Le régime iranien déstabilise le Proche-Orient mais Donald Trump, les Israéliens et les sunnites ont tort de vouloir engager l'épreuve de force avec lui

Avant-hier à Berlin, hier à Paris, à Londres aujourd’hui, le message de Benjamin Netanyahou est le même. Donald Trump a eu raison de dénoncer le compromis nucléaire passé avec l’Iran et vous avez tort de refuser d’en sortir, est venu dire le Premier ministre israélien aux Européens et ses arguments ne sont pas nécessairement faux.

Il est, au contraire, vrai que l’Iran ambitionne de devenir la puissance dominante du Proche-Orient, qu’il s’est maintenant installé en Syrie après l’avoir fait en Irak et au Liban, qu’il se dote de missiles de longue portée et que ce pays chiite ne se cache guère de vouloir prendre le pas sur les pays et les populations sunnites pourtant majoritaires au Proche-Orient comme dans l’islam. 

L’Iran est, autrement dit, une force de déstabilisation dont l’affirmation peut ouvrir une guerre de cent ans entre les deux religions de l’islam et pose, également, une menace existentielle pour l’Etat israélien que l’ayatollah Khamenei, le Guide suprême iranien, vient encore de qualifier de « tumeur cancéreuse qui doit être éradiquée ». Le problème est si réel que, contre l’Iran, les régimes sunnites et Israël font discrètement front depuis une longue décennie et soutiennent tous la dénonciation du compromis nucléaire par Donald Trump.  

Benjamin Netanyahou a des arguments que les Saoudiens partagent mais ce sont pourtant les Européens qui ont raison et lui qui a tort. 

Londres, Paris et Berlin ont raison puisque, sans le compromis que les grandes puissances et l’Iran avaient passé en 2015, il aurait fallu soit bombarder les sites nucléaires iraniens et ouvrir la porte à une nouvelle aventure soit laisser ce régime se doter de la bombe, ce qui n’aurait pas été moins dangereux.

▸ **ENREGISTREMENTS FOURNIS**:
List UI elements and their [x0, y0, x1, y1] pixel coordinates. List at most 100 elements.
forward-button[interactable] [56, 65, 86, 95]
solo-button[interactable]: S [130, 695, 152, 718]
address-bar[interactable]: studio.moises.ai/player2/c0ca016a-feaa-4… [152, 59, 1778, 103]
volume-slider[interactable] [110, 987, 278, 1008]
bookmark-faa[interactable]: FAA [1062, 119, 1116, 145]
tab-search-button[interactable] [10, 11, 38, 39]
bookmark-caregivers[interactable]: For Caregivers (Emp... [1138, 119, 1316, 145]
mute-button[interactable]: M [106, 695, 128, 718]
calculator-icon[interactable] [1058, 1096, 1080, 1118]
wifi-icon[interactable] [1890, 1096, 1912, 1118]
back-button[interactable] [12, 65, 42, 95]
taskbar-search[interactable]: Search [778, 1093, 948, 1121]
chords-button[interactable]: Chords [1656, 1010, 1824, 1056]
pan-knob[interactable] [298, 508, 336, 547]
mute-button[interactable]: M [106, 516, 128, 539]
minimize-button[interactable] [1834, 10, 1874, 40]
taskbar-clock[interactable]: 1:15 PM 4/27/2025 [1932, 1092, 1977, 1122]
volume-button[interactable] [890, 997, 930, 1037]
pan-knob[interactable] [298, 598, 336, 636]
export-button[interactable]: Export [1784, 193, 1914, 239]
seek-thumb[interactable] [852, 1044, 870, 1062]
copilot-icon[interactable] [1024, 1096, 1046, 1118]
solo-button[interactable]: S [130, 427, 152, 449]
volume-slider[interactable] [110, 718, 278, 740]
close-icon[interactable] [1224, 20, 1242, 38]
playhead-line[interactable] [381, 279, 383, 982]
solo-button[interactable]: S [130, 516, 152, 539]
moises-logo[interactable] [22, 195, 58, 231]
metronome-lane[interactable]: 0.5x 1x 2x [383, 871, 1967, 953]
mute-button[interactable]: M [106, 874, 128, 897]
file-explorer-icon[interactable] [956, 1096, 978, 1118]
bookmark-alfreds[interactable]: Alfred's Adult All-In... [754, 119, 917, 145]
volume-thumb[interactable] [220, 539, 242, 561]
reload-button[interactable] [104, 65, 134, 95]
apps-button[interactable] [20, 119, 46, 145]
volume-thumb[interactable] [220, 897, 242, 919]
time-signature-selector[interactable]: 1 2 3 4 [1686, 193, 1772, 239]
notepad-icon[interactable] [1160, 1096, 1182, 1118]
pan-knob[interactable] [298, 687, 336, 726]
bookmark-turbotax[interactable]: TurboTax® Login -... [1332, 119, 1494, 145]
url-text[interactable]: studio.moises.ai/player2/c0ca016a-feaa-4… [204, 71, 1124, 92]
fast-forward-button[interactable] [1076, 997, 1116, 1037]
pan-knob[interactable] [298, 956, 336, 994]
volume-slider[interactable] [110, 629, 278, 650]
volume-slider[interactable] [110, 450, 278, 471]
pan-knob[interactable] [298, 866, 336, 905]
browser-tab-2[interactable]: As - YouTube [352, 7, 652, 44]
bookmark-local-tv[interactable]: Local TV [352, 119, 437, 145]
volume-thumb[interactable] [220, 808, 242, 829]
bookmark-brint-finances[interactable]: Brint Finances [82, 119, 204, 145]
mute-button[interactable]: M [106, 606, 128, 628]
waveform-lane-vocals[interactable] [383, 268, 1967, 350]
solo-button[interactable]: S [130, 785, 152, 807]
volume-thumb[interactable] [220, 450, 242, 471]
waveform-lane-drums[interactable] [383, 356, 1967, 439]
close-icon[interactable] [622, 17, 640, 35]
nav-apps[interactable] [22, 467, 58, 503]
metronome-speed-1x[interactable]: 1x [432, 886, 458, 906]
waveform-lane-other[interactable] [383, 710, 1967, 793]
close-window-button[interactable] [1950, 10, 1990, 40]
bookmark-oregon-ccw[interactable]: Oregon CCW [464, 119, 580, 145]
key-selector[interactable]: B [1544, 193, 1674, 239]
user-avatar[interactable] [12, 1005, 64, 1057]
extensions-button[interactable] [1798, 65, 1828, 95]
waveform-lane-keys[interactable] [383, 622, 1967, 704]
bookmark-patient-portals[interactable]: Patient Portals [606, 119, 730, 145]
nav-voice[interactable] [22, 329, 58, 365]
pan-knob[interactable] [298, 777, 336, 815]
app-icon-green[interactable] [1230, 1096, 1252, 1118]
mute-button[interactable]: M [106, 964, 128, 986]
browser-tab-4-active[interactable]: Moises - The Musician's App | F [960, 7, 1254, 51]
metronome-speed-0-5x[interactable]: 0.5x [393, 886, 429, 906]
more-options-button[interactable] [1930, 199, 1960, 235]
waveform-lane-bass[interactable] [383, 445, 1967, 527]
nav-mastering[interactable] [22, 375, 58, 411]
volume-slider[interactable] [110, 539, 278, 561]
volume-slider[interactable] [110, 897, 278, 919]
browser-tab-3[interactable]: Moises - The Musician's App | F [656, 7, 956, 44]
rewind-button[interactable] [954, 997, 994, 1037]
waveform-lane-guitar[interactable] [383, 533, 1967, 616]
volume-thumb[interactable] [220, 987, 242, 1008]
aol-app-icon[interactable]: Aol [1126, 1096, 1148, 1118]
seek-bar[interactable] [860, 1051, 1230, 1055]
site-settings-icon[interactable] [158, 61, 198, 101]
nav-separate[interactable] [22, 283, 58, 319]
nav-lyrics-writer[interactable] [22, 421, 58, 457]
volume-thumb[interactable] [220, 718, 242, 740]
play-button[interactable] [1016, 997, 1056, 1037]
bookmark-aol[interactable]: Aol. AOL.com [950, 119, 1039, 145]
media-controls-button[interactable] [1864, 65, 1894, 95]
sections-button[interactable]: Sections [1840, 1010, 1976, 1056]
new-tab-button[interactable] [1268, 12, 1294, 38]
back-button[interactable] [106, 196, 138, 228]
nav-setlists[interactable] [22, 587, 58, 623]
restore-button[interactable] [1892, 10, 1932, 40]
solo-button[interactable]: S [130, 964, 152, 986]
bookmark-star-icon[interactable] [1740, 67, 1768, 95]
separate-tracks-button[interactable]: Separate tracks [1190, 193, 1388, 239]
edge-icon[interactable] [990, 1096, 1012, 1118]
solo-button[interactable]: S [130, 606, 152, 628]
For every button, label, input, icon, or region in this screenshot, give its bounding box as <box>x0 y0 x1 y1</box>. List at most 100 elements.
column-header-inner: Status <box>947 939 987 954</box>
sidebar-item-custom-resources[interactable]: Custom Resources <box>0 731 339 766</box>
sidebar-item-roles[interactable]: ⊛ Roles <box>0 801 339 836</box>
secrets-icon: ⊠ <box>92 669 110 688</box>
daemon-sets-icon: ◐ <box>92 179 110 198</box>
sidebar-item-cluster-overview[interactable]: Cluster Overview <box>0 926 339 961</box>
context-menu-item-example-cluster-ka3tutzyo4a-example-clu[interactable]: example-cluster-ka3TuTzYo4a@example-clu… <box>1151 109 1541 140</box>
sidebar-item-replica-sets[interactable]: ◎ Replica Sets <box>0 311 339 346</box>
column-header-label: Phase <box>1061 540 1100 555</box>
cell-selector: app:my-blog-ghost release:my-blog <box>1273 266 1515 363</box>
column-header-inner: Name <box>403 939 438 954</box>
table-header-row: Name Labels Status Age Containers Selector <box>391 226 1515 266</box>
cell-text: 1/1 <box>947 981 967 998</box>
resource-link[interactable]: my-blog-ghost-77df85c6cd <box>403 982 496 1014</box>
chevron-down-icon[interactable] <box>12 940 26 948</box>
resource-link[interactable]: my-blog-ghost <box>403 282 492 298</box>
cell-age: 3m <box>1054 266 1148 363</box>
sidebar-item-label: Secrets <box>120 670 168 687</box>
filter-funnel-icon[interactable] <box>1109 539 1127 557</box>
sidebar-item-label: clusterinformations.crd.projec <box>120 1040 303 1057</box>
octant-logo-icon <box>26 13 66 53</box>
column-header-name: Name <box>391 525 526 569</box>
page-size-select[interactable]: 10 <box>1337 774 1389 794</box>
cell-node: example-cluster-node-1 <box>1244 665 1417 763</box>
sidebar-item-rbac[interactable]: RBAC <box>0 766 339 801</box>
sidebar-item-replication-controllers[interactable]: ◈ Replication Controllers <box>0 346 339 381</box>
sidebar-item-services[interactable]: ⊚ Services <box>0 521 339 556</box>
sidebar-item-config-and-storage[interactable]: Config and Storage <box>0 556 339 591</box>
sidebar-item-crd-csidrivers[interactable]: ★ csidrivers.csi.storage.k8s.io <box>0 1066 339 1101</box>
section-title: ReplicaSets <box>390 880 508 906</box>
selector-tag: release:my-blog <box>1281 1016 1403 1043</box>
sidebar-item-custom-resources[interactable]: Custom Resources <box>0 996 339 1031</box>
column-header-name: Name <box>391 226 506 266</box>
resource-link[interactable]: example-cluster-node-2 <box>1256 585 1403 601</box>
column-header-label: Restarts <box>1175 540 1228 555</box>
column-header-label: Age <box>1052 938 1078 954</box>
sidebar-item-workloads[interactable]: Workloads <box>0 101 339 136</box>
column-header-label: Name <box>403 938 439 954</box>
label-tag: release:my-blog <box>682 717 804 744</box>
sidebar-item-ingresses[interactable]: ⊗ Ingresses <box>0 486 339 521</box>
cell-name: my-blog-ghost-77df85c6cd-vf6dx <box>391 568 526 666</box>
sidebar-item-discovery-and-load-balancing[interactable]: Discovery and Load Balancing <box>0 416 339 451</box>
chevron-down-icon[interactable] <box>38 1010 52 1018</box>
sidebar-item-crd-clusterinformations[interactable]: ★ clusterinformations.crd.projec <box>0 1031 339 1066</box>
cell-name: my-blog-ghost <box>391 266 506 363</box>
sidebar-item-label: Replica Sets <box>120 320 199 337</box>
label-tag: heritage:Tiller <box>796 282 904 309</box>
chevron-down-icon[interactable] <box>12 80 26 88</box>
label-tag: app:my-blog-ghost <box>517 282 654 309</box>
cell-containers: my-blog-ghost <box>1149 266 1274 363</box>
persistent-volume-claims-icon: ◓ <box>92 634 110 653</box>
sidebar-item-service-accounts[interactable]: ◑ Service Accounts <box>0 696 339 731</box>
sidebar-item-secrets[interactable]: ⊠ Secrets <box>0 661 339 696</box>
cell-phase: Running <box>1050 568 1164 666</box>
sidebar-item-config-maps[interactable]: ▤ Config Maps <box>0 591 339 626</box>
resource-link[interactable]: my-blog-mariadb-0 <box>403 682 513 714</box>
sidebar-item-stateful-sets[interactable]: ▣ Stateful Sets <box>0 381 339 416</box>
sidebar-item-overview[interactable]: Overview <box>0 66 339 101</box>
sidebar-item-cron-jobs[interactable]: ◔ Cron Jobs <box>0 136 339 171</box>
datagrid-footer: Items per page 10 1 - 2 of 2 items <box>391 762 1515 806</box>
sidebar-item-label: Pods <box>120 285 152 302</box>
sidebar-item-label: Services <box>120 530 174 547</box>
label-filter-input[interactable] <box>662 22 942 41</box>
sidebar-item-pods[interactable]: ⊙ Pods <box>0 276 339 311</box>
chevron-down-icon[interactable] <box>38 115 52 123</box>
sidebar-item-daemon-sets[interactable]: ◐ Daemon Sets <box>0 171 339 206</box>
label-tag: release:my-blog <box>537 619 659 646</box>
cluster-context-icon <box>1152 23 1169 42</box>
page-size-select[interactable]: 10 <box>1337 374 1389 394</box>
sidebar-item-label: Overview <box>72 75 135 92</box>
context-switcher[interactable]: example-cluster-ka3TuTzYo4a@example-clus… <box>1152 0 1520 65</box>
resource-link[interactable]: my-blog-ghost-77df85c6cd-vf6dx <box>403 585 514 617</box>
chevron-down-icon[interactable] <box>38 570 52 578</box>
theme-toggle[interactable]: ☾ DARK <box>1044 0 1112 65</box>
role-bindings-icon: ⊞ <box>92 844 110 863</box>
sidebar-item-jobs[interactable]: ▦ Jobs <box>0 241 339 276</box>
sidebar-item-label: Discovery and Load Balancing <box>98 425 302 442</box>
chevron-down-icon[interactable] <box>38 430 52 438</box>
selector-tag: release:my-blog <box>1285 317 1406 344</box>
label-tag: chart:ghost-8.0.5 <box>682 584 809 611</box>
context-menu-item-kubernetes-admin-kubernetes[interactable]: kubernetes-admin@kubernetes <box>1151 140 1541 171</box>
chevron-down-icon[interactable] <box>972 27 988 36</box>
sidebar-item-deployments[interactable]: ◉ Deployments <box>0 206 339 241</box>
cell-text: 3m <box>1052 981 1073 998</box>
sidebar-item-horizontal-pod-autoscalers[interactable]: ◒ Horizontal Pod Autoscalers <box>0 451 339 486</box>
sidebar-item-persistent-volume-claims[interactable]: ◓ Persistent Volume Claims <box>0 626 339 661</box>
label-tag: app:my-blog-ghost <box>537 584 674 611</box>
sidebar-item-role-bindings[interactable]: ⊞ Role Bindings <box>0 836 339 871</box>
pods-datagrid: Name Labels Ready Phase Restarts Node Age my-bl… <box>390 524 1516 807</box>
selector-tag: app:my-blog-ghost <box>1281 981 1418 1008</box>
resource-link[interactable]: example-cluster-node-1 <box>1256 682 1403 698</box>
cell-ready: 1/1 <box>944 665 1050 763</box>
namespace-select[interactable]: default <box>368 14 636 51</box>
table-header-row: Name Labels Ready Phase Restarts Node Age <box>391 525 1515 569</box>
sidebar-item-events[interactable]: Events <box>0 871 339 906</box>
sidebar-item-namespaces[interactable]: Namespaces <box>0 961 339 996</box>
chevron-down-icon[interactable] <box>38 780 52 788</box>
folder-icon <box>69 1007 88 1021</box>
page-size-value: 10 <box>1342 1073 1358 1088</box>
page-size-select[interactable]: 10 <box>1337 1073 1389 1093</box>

▸ **CONSIGNE**:
Recopiez intégralement le texte ci-dessus sur le compromis nucléaire iranien, sans y changer un seul mot.

▸ **RÉPONSE**:
Le régime iranien déstabilise le Proche-Orient mais Donald Trump, les Israéliens et les sunnites ont tort de vouloir engager l'épreuve de force avec lui

Avant-hier à Berlin, hier à Paris, à Londres aujourd’hui, le message de Benjamin Netanyahou est le même. Donald Trump a eu raison de dénoncer le compromis nucléaire passé avec l’Iran et vous avez tort de refuser d’en sortir, est venu dire le Premier ministre israélien aux Européens et ses arguments ne sont pas nécessairement faux.

Il est, au contraire, vrai que l’Iran ambitionne de devenir la puissance dominante du Proche-Orient, qu’il s’est maintenant installé en Syrie après l’avoir fait en Irak et au Liban, qu’il se dote de missiles de longue portée et que ce pays chiite ne se cache guère de vouloir prendre le pas sur les pays et les populations sunnites pourtant majoritaires au Proche-Orient comme dans l’islam. 

L’Iran est, autrement dit, une force de déstabilisation dont l’affirmation peut ouvrir une guerre de cent ans entre les deux religions de l’islam et pose, également, une menace existentielle pour l’Etat israélien que l’ayatollah Khamenei, le Guide suprême iranien, vient encore de qualifier de « tumeur cancéreuse qui doit être éradiquée ». Le problème est si réel que, contre l’Iran, les régimes sunnites et Israël font discrètement front depuis une longue décennie et soutiennent tous la dénonciation du compromis nucléaire par Donald Trump.  

Benjamin Netanyahou a des arguments que les Saoudiens partagent mais ce sont pourtant les Européens qui ont raison et lui qui a tort. 

Londres, Paris et Berlin ont raison puisque, sans le compromis que les grandes puissances et l’Iran avaient passé en 2015, il aurait fallu soit bombarder les sites nucléaires iraniens et ouvrir la porte à une nouvelle aventure soit laisser ce régime se doter de la bombe, ce qui n’aurait pas été moins dangereux.